# [PROBLEM]
In the material below, identify each line bearing the word "name". Reproduce those lines.

# [DATASET CONTENT]
— Start —
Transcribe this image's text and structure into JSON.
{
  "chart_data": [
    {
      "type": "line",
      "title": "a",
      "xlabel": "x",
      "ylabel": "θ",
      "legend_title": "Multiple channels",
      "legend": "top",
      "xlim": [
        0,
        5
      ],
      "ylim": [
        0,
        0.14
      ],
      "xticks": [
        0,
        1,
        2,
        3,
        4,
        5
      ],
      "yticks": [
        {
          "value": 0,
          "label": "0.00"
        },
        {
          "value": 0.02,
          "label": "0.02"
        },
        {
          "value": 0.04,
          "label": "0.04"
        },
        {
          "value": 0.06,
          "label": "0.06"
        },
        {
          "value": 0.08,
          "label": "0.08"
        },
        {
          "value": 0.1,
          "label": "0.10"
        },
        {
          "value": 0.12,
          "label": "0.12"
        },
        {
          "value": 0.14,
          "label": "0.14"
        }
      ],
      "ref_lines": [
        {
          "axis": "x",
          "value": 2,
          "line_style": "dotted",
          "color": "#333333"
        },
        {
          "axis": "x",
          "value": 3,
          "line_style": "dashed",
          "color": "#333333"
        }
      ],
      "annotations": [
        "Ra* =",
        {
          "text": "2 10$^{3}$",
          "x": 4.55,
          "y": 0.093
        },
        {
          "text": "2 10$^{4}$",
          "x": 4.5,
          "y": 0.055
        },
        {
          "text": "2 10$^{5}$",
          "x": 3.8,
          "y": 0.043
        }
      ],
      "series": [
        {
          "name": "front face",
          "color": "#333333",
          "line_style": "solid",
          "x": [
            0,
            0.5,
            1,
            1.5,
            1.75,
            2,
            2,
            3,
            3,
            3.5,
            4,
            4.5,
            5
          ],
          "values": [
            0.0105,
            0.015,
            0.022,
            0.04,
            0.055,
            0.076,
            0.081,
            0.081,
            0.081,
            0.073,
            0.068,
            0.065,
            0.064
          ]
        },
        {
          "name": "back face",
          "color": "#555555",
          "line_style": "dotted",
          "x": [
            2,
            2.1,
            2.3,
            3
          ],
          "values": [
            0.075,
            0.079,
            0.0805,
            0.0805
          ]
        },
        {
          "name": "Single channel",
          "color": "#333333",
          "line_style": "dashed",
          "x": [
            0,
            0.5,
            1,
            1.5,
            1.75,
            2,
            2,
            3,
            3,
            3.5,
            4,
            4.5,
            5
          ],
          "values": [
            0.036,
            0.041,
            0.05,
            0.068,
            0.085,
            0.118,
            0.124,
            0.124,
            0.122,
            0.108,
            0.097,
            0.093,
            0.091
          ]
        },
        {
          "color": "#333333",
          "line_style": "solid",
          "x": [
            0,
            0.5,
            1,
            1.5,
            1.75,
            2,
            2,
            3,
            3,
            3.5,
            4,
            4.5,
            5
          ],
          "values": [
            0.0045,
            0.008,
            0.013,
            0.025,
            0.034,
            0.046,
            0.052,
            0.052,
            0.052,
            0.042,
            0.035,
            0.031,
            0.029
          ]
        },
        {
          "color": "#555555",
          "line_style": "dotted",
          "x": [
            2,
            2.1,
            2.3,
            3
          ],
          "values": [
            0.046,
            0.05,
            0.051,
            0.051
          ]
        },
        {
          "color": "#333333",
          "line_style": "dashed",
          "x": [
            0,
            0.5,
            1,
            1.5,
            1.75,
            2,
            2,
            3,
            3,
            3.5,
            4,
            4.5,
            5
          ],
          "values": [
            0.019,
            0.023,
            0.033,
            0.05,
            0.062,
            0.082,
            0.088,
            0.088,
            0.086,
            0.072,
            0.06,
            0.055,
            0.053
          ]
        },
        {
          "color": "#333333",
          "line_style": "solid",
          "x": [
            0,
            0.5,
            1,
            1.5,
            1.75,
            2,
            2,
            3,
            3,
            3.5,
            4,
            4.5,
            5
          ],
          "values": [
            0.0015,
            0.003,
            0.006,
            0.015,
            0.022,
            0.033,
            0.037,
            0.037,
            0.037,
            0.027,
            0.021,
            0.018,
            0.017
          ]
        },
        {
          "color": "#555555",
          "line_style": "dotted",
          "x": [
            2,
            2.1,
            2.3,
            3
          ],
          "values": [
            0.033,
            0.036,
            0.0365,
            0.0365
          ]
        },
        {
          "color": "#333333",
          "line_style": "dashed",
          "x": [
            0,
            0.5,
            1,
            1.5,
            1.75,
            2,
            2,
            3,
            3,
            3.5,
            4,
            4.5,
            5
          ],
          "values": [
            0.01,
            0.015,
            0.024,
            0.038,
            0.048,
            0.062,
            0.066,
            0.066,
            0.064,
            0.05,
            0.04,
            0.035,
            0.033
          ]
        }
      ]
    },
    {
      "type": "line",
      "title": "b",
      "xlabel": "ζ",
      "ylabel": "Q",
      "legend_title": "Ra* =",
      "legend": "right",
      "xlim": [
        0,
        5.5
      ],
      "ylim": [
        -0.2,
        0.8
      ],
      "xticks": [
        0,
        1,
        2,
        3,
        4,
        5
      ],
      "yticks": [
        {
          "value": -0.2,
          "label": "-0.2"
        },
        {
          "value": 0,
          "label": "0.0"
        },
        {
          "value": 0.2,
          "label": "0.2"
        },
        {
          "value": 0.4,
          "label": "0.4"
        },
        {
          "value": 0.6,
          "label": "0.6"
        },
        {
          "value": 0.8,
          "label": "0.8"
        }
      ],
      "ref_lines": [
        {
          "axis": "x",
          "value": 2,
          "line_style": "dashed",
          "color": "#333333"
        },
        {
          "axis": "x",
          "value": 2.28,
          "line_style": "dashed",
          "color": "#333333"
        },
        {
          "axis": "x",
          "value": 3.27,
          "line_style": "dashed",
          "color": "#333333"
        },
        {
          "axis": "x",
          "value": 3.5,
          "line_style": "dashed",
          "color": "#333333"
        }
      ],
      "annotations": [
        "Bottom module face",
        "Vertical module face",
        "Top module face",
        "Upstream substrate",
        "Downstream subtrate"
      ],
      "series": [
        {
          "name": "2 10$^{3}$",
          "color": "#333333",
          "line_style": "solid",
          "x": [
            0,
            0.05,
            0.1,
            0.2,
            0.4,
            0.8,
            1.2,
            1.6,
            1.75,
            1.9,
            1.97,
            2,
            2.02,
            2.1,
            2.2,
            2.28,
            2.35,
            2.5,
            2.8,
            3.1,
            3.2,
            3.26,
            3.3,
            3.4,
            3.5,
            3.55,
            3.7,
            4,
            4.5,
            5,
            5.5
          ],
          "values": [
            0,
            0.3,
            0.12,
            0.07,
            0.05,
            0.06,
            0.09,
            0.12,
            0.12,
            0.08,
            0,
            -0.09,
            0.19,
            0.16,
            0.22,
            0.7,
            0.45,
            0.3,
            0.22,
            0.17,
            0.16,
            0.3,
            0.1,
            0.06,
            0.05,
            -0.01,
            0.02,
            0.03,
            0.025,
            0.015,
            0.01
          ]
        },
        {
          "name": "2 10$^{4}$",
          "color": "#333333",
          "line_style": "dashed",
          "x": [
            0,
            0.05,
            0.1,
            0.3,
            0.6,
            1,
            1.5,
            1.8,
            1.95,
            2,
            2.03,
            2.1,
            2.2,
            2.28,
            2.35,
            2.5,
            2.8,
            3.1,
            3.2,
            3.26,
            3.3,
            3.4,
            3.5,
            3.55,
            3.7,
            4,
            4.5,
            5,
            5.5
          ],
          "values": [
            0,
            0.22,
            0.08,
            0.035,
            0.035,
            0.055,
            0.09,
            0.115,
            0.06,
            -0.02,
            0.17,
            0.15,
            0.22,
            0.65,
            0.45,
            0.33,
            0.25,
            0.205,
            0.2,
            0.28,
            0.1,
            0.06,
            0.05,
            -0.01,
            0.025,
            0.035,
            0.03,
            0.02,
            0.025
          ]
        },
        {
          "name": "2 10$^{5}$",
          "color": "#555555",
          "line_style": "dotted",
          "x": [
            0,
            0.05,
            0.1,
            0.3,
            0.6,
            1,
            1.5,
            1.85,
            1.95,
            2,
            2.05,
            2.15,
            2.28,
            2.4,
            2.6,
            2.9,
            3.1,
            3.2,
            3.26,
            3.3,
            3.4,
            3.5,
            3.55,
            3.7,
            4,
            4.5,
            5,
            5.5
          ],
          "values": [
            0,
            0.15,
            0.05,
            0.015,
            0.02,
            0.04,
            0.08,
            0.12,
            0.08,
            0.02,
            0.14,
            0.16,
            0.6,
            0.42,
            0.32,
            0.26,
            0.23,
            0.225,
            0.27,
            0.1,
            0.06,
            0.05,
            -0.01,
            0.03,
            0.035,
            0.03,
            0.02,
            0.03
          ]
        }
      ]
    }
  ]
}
— End —
# [EXERCISE RESPONSE]
          "name": "front face",
          "name": "back face",
          "name": "Single channel",
          "name": "2 10$^{3}$",
          "name": "2 10$^{4}$",
          "name": "2 10$^{5}$",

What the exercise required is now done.